Start of Data rows

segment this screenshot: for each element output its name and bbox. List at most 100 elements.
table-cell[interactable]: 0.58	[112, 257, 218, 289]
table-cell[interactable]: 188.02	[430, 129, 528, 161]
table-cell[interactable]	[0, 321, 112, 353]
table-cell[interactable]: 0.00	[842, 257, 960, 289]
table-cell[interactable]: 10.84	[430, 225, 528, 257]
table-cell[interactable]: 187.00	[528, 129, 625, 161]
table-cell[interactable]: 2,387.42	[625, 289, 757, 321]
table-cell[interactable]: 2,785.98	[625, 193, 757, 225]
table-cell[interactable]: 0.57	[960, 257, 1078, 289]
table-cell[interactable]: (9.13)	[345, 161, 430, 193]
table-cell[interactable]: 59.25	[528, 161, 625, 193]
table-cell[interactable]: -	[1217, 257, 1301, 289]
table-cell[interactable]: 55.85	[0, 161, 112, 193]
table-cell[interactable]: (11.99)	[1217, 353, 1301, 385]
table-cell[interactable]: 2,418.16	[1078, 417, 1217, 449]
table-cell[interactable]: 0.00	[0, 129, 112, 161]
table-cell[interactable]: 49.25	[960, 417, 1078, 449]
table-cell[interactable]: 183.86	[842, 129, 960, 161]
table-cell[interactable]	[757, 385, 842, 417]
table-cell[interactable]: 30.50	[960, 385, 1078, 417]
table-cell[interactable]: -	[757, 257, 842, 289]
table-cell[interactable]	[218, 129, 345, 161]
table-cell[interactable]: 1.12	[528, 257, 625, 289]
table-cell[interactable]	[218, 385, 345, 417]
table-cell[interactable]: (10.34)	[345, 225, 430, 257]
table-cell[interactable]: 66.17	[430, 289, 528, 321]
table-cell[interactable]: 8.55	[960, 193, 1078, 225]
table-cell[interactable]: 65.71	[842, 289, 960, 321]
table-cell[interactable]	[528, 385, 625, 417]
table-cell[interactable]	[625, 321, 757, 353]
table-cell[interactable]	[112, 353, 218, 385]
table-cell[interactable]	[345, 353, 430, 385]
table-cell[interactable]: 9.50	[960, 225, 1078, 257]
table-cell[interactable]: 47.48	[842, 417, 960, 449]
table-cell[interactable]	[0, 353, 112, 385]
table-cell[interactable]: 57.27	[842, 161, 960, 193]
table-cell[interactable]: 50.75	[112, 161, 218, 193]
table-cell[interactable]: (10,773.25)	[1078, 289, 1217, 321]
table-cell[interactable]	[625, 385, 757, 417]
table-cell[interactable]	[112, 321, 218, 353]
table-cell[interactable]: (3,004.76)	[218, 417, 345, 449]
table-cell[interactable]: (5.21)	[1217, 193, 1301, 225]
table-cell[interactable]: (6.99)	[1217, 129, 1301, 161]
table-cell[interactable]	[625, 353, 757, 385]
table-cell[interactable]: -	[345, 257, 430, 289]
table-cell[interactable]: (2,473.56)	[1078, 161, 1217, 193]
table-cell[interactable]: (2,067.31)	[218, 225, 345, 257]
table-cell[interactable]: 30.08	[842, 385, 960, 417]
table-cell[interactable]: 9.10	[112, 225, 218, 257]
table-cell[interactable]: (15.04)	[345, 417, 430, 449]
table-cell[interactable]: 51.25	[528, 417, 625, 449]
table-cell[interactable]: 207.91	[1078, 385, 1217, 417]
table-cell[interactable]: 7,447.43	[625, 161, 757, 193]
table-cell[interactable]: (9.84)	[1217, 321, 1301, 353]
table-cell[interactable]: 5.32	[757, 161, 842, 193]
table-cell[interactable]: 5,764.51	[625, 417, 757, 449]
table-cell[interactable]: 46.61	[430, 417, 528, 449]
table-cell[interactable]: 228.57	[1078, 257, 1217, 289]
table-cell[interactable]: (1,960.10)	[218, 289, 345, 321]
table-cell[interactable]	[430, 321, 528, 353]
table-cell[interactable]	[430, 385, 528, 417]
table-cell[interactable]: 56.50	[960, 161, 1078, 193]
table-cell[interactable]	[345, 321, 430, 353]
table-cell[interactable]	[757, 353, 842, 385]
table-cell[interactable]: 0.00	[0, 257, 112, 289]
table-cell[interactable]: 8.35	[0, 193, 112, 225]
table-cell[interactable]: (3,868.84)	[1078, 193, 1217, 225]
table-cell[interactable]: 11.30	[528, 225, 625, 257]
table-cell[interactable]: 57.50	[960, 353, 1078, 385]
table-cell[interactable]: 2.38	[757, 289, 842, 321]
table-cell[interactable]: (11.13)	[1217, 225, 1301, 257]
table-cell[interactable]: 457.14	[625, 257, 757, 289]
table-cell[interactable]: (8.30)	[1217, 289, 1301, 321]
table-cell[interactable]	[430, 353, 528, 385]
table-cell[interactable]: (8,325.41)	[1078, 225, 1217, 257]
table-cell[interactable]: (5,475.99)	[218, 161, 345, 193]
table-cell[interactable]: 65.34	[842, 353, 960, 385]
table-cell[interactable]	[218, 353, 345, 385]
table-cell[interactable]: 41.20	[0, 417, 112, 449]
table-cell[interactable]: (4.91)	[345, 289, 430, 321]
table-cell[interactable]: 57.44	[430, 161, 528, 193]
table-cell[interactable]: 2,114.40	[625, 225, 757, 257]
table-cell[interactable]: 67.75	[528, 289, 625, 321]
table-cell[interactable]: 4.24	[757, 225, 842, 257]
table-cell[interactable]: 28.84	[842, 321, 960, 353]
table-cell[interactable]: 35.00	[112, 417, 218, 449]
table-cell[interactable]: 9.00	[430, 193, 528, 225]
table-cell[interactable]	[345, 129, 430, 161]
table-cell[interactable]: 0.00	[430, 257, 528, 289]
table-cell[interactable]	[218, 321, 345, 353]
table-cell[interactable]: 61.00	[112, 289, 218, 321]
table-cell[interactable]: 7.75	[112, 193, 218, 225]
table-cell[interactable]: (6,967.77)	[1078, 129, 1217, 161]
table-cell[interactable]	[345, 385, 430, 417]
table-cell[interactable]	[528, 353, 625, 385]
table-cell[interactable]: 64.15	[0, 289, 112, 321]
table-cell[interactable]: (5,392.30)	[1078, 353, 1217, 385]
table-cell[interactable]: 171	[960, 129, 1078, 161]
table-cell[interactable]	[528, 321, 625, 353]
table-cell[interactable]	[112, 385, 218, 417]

End of Data rows

■ Your goal: Copy out every line of the data above without changing anything.

■ Written response:
segment this screenshot: for each element output its name and bbox. List at most 100 elements.
table-cell[interactable]: 0.58	[112, 257, 218, 289]
table-cell[interactable]: 188.02	[430, 129, 528, 161]
table-cell[interactable]	[0, 321, 112, 353]
table-cell[interactable]: 0.00	[842, 257, 960, 289]
table-cell[interactable]: 10.84	[430, 225, 528, 257]
table-cell[interactable]: 187.00	[528, 129, 625, 161]
table-cell[interactable]: 2,387.42	[625, 289, 757, 321]
table-cell[interactable]: 2,785.98	[625, 193, 757, 225]
table-cell[interactable]: 0.57	[960, 257, 1078, 289]
table-cell[interactable]: (9.13)	[345, 161, 430, 193]
table-cell[interactable]: 59.25	[528, 161, 625, 193]
table-cell[interactable]: -	[1217, 257, 1301, 289]
table-cell[interactable]: 55.85	[0, 161, 112, 193]
table-cell[interactable]: (11.99)	[1217, 353, 1301, 385]
table-cell[interactable]: 2,418.16	[1078, 417, 1217, 449]
table-cell[interactable]: 0.00	[0, 129, 112, 161]
table-cell[interactable]: 49.25	[960, 417, 1078, 449]
table-cell[interactable]: 183.86	[842, 129, 960, 161]
table-cell[interactable]	[757, 385, 842, 417]
table-cell[interactable]: 30.50	[960, 385, 1078, 417]
table-cell[interactable]: -	[757, 257, 842, 289]
table-cell[interactable]	[218, 129, 345, 161]
table-cell[interactable]: 1.12	[528, 257, 625, 289]
table-cell[interactable]	[218, 385, 345, 417]
table-cell[interactable]: (10.34)	[345, 225, 430, 257]
table-cell[interactable]: 66.17	[430, 289, 528, 321]
table-cell[interactable]: 8.55	[960, 193, 1078, 225]
table-cell[interactable]: 65.71	[842, 289, 960, 321]
table-cell[interactable]	[528, 385, 625, 417]
table-cell[interactable]	[625, 321, 757, 353]
table-cell[interactable]	[112, 353, 218, 385]
table-cell[interactable]	[345, 353, 430, 385]
table-cell[interactable]: 9.50	[960, 225, 1078, 257]
table-cell[interactable]: 47.48	[842, 417, 960, 449]
table-cell[interactable]	[0, 353, 112, 385]
table-cell[interactable]: 57.27	[842, 161, 960, 193]
table-cell[interactable]: 50.75	[112, 161, 218, 193]
table-cell[interactable]: (10,773.25)	[1078, 289, 1217, 321]
table-cell[interactable]	[625, 385, 757, 417]
table-cell[interactable]	[112, 321, 218, 353]
table-cell[interactable]: (3,004.76)	[218, 417, 345, 449]
table-cell[interactable]: (5.21)	[1217, 193, 1301, 225]
table-cell[interactable]: (6.99)	[1217, 129, 1301, 161]
table-cell[interactable]	[625, 353, 757, 385]
table-cell[interactable]: -	[345, 257, 430, 289]
table-cell[interactable]: (2,473.56)	[1078, 161, 1217, 193]
table-cell[interactable]: (2,067.31)	[218, 225, 345, 257]
table-cell[interactable]: 30.08	[842, 385, 960, 417]
table-cell[interactable]: 9.10	[112, 225, 218, 257]
table-cell[interactable]: (15.04)	[345, 417, 430, 449]
table-cell[interactable]: 51.25	[528, 417, 625, 449]
table-cell[interactable]: 207.91	[1078, 385, 1217, 417]
table-cell[interactable]: 7,447.43	[625, 161, 757, 193]
table-cell[interactable]: (9.84)	[1217, 321, 1301, 353]
table-cell[interactable]: 5.32	[757, 161, 842, 193]
table-cell[interactable]: 5,764.51	[625, 417, 757, 449]
table-cell[interactable]: 46.61	[430, 417, 528, 449]
table-cell[interactable]: 228.57	[1078, 257, 1217, 289]
table-cell[interactable]: (1,960.10)	[218, 289, 345, 321]
table-cell[interactable]	[430, 321, 528, 353]
table-cell[interactable]	[430, 385, 528, 417]
table-cell[interactable]: 56.50	[960, 161, 1078, 193]
table-cell[interactable]	[345, 321, 430, 353]
table-cell[interactable]	[757, 353, 842, 385]
table-cell[interactable]: 0.00	[0, 257, 112, 289]
table-cell[interactable]: 8.35	[0, 193, 112, 225]
table-cell[interactable]: (3,868.84)	[1078, 193, 1217, 225]
table-cell[interactable]: 11.30	[528, 225, 625, 257]
table-cell[interactable]: 57.50	[960, 353, 1078, 385]
table-cell[interactable]: 2.38	[757, 289, 842, 321]
table-cell[interactable]: (11.13)	[1217, 225, 1301, 257]
table-cell[interactable]: 457.14	[625, 257, 757, 289]
table-cell[interactable]: (8.30)	[1217, 289, 1301, 321]
table-cell[interactable]	[430, 353, 528, 385]
table-cell[interactable]: (8,325.41)	[1078, 225, 1217, 257]
table-cell[interactable]: (5,475.99)	[218, 161, 345, 193]
table-cell[interactable]: 65.34	[842, 353, 960, 385]
table-cell[interactable]	[218, 353, 345, 385]
table-cell[interactable]: 41.20	[0, 417, 112, 449]
table-cell[interactable]: (4.91)	[345, 289, 430, 321]
table-cell[interactable]: 57.44	[430, 161, 528, 193]
table-cell[interactable]: 2,114.40	[625, 225, 757, 257]
table-cell[interactable]: 67.75	[528, 289, 625, 321]
table-cell[interactable]: 4.24	[757, 225, 842, 257]
table-cell[interactable]: 28.84	[842, 321, 960, 353]
table-cell[interactable]: 35.00	[112, 417, 218, 449]
table-cell[interactable]: 9.00	[430, 193, 528, 225]
table-cell[interactable]	[345, 129, 430, 161]
table-cell[interactable]: 0.00	[430, 257, 528, 289]
table-cell[interactable]	[218, 321, 345, 353]
table-cell[interactable]: 61.00	[112, 289, 218, 321]
table-cell[interactable]: 7.75	[112, 193, 218, 225]
table-cell[interactable]: (6,967.77)	[1078, 129, 1217, 161]
table-cell[interactable]	[345, 385, 430, 417]
table-cell[interactable]	[528, 353, 625, 385]
table-cell[interactable]: 64.15	[0, 289, 112, 321]
table-cell[interactable]: (5,392.30)	[1078, 353, 1217, 385]
table-cell[interactable]: 171	[960, 129, 1078, 161]
table-cell[interactable]	[528, 321, 625, 353]
table-cell[interactable]	[112, 385, 218, 417]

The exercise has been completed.